PROBLEM REQUIREMENTS:
Only the number is wanted: count the lines that include the word "icon".

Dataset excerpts
Begin
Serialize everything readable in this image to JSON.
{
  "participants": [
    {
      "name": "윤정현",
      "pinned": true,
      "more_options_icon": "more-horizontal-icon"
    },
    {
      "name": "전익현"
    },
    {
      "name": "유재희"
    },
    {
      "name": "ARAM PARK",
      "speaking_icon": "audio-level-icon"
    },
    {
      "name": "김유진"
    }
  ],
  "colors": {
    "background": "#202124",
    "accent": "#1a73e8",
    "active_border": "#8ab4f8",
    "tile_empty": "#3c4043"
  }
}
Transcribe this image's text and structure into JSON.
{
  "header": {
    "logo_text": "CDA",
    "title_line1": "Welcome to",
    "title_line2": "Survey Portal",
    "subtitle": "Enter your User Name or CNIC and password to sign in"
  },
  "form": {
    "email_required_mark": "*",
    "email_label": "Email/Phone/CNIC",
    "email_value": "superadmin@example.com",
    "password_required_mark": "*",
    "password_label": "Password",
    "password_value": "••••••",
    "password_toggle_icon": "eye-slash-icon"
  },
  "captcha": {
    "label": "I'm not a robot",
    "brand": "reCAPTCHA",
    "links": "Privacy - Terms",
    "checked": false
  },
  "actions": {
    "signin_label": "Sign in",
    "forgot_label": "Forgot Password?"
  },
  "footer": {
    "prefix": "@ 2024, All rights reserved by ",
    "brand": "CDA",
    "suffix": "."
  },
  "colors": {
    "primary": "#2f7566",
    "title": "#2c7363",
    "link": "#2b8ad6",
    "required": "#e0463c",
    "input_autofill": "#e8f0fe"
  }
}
End
SOLUTION TO THE EXERCISE:
3